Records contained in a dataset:

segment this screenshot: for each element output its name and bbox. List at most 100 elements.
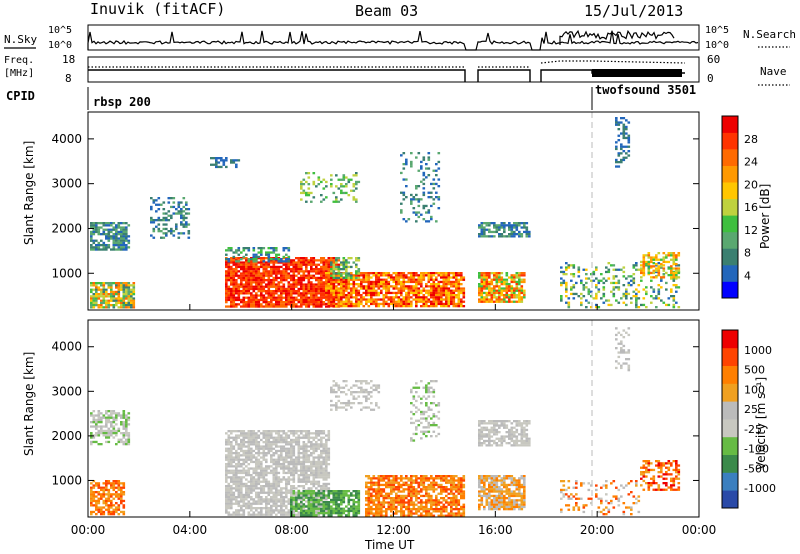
power-cell	[400, 191, 403, 194]
velocity-cell	[322, 512, 326, 515]
power-cell	[422, 302, 426, 306]
velocity-cell	[100, 510, 103, 514]
velocity-cell	[255, 460, 258, 464]
velocity-cell	[90, 491, 93, 494]
velocity-cell	[325, 485, 328, 488]
power-cell	[337, 291, 341, 295]
power-cell	[230, 281, 233, 284]
power-cell	[400, 154, 403, 157]
velocity-cell	[247, 430, 251, 433]
power-cell	[523, 272, 526, 275]
power-cell	[515, 296, 519, 299]
power-cell	[247, 268, 251, 271]
power-cell	[105, 235, 108, 238]
power-cell	[567, 306, 571, 309]
velocity-cell	[287, 443, 291, 446]
velocity-cell	[260, 467, 263, 470]
velocity-cell	[95, 491, 98, 494]
velocity-cell	[287, 502, 291, 505]
power-cell	[427, 278, 431, 281]
velocity-cell	[315, 492, 318, 495]
velocity-cell	[237, 482, 241, 486]
power-cell	[325, 180, 328, 184]
power-cell	[405, 274, 408, 277]
velocity-cell	[265, 436, 268, 439]
power-cell	[327, 270, 331, 273]
velocity-cell	[292, 485, 296, 488]
power-cell	[320, 292, 323, 295]
power-cell	[660, 265, 663, 268]
power-cell	[667, 267, 671, 270]
velocity-cell	[260, 511, 263, 514]
power-cell	[615, 147, 618, 151]
velocity-cell	[245, 460, 248, 464]
power-cell	[675, 254, 678, 257]
power-cell	[417, 211, 421, 214]
velocity-cell	[287, 476, 291, 479]
velocity-cell	[260, 463, 263, 466]
velocity-cell	[235, 458, 238, 461]
power-cell	[587, 290, 591, 293]
velocity-cell	[242, 430, 246, 433]
velocity-cell	[327, 436, 331, 439]
power-cell	[503, 296, 506, 299]
power-cell	[500, 298, 504, 301]
velocity-cell	[102, 506, 106, 509]
velocity-cell	[327, 482, 331, 486]
power-cell	[525, 228, 529, 231]
velocity-cell	[275, 443, 278, 446]
power-cell	[230, 265, 233, 269]
power-cell	[317, 178, 321, 181]
power-cell	[250, 263, 253, 266]
power-cell	[337, 178, 341, 181]
power-cell	[272, 259, 276, 262]
power-cell	[672, 267, 676, 270]
velocity-cell	[292, 511, 296, 514]
velocity-cell	[230, 498, 233, 501]
power-cell	[290, 279, 293, 282]
velocity-cell	[252, 500, 256, 503]
power-cell	[262, 296, 266, 299]
power-cell	[357, 305, 361, 308]
velocity-cell	[115, 482, 118, 485]
power-cell	[400, 300, 403, 303]
power-cell	[485, 300, 489, 303]
power-cell	[617, 268, 621, 271]
power-cell	[230, 276, 233, 280]
velocity-cell	[117, 480, 121, 483]
power-cell	[370, 294, 373, 297]
power-cell	[445, 285, 448, 288]
freq-label: Freq.	[4, 55, 34, 66]
power-cell	[242, 303, 246, 306]
velocity-cell	[300, 505, 303, 508]
velocity-cell	[260, 496, 263, 499]
power-cell	[372, 300, 376, 303]
velocity-cell	[102, 488, 106, 492]
velocity-cell	[107, 440, 111, 444]
velocity-cell	[90, 482, 93, 485]
power-cell	[295, 298, 298, 302]
power-cell	[225, 253, 228, 256]
power-cell	[435, 220, 438, 223]
power-cell	[247, 274, 251, 277]
power-cell	[285, 290, 288, 293]
velocity-cell	[247, 487, 251, 490]
velocity-cell	[282, 436, 286, 439]
power-cell	[295, 257, 298, 260]
power-cell	[430, 296, 433, 299]
velocity-cell	[245, 441, 248, 444]
power-cell	[165, 212, 168, 215]
power-cell	[315, 287, 318, 291]
velocity-cell	[325, 463, 328, 466]
power-cell	[227, 292, 231, 295]
velocity-cell	[247, 436, 251, 439]
velocity-cell	[257, 463, 261, 466]
velocity-cell	[267, 489, 271, 492]
velocity-cell	[275, 487, 278, 490]
power-cell	[345, 296, 348, 299]
power-cell	[505, 274, 509, 277]
power-cell	[235, 265, 238, 269]
power-cell	[432, 272, 436, 275]
power-cell	[447, 300, 451, 303]
power-cell	[667, 303, 671, 307]
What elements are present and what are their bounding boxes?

■ YOUR TASK
Format every line of the records above as a JSON list of strings, one string per line, with blank lines omitted. Leave out the pictures.

■ FULL SOLUTION
[
  "segment this screenshot: for each element output its name and bbox. List at most 100 elements.",
  "power-cell\t[400, 191, 403, 194]",
  "velocity-cell\t[322, 512, 326, 515]",
  "power-cell\t[422, 302, 426, 306]",
  "velocity-cell\t[100, 510, 103, 514]",
  "velocity-cell\t[255, 460, 258, 464]",
  "velocity-cell\t[90, 491, 93, 494]",
  "velocity-cell\t[325, 485, 328, 488]",
  "power-cell\t[337, 291, 341, 295]",
  "power-cell\t[230, 281, 233, 284]",
  "power-cell\t[400, 154, 403, 157]",
  "velocity-cell\t[247, 430, 251, 433]",
  "power-cell\t[523, 272, 526, 275]",
  "power-cell\t[515, 296, 519, 299]",
  "power-cell\t[247, 268, 251, 271]",
  "power-cell\t[105, 235, 108, 238]",
  "power-cell\t[567, 306, 571, 309]",
  "velocity-cell\t[287, 443, 291, 446]",
  "velocity-cell\t[260, 467, 263, 470]",
  "velocity-cell\t[95, 491, 98, 494]",
  "velocity-cell\t[287, 502, 291, 505]",
  "power-cell\t[427, 278, 431, 281]",
  "velocity-cell\t[315, 492, 318, 495]",
  "velocity-cell\t[237, 482, 241, 486]",
  "power-cell\t[325, 180, 328, 184]",
  "power-cell\t[405, 274, 408, 277]",
  "velocity-cell\t[265, 436, 268, 439]",
  "power-cell\t[327, 270, 331, 273]",
  "velocity-cell\t[292, 485, 296, 488]",
  "power-cell\t[320, 292, 323, 295]",
  "power-cell\t[660, 265, 663, 268]",
  "power-cell\t[667, 267, 671, 270]",
  "velocity-cell\t[260, 511, 263, 514]",
  "power-cell\t[615, 147, 618, 151]",
  "velocity-cell\t[245, 460, 248, 464]",
  "power-cell\t[675, 254, 678, 257]",
  "power-cell\t[417, 211, 421, 214]",
  "velocity-cell\t[287, 476, 291, 479]",
  "velocity-cell\t[260, 463, 263, 466]",
  "velocity-cell\t[235, 458, 238, 461]",
  "power-cell\t[587, 290, 591, 293]",
  "velocity-cell\t[242, 430, 246, 433]",
  "velocity-cell\t[327, 436, 331, 439]",
  "power-cell\t[503, 296, 506, 299]",
  "power-cell\t[500, 298, 504, 301]",
  "velocity-cell\t[102, 506, 106, 509]",
  "velocity-cell\t[327, 482, 331, 486]",
  "power-cell\t[525, 228, 529, 231]",
  "velocity-cell\t[275, 443, 278, 446]",
  "power-cell\t[230, 265, 233, 269]",
  "power-cell\t[317, 178, 321, 181]",
  "power-cell\t[250, 263, 253, 266]",
  "power-cell\t[337, 178, 341, 181]",
  "power-cell\t[272, 259, 276, 262]",
  "power-cell\t[672, 267, 676, 270]",
  "velocity-cell\t[292, 511, 296, 514]",
  "velocity-cell\t[230, 498, 233, 501]",
  "power-cell\t[290, 279, 293, 282]",
  "velocity-cell\t[252, 500, 256, 503]",
  "power-cell\t[262, 296, 266, 299]",
  "power-cell\t[357, 305, 361, 308]",
  "velocity-cell\t[115, 482, 118, 485]",
  "power-cell\t[400, 300, 403, 303]",
  "power-cell\t[485, 300, 489, 303]",
  "power-cell\t[617, 268, 621, 271]",
  "power-cell\t[230, 276, 233, 280]",
  "velocity-cell\t[117, 480, 121, 483]",
  "power-cell\t[370, 294, 373, 297]",
  "power-cell\t[445, 285, 448, 288]",
  "freq-label: Freq.\t[4, 55, 34, 66]",
  "power-cell\t[242, 303, 246, 306]",
  "velocity-cell\t[300, 505, 303, 508]",
  "velocity-cell\t[260, 496, 263, 499]",
  "power-cell\t[372, 300, 376, 303]",
  "velocity-cell\t[102, 488, 106, 492]",
  "velocity-cell\t[107, 440, 111, 444]",
  "velocity-cell\t[90, 482, 93, 485]",
  "power-cell\t[295, 298, 298, 302]",
  "power-cell\t[225, 253, 228, 256]",
  "power-cell\t[435, 220, 438, 223]",
  "power-cell\t[247, 274, 251, 277]",
  "power-cell\t[285, 290, 288, 293]",
  "velocity-cell\t[247, 487, 251, 490]",
  "velocity-cell\t[282, 436, 286, 439]",
  "power-cell\t[295, 257, 298, 260]",
  "power-cell\t[430, 296, 433, 299]",
  "velocity-cell\t[245, 441, 248, 444]",
  "power-cell\t[165, 212, 168, 215]",
  "power-cell\t[315, 287, 318, 291]",
  "velocity-cell\t[325, 463, 328, 466]",
  "power-cell\t[227, 292, 231, 295]",
  "velocity-cell\t[247, 436, 251, 439]",
  "velocity-cell\t[257, 463, 261, 466]",
  "velocity-cell\t[267, 489, 271, 492]",
  "velocity-cell\t[275, 487, 278, 490]",
  "power-cell\t[345, 296, 348, 299]",
  "power-cell\t[505, 274, 509, 277]",
  "power-cell\t[235, 265, 238, 269]",
  "power-cell\t[432, 272, 436, 275]",
  "power-cell\t[447, 300, 451, 303]",
  "power-cell\t[667, 303, 671, 307]",
  "What elements are present and what are their bounding boxes?"
]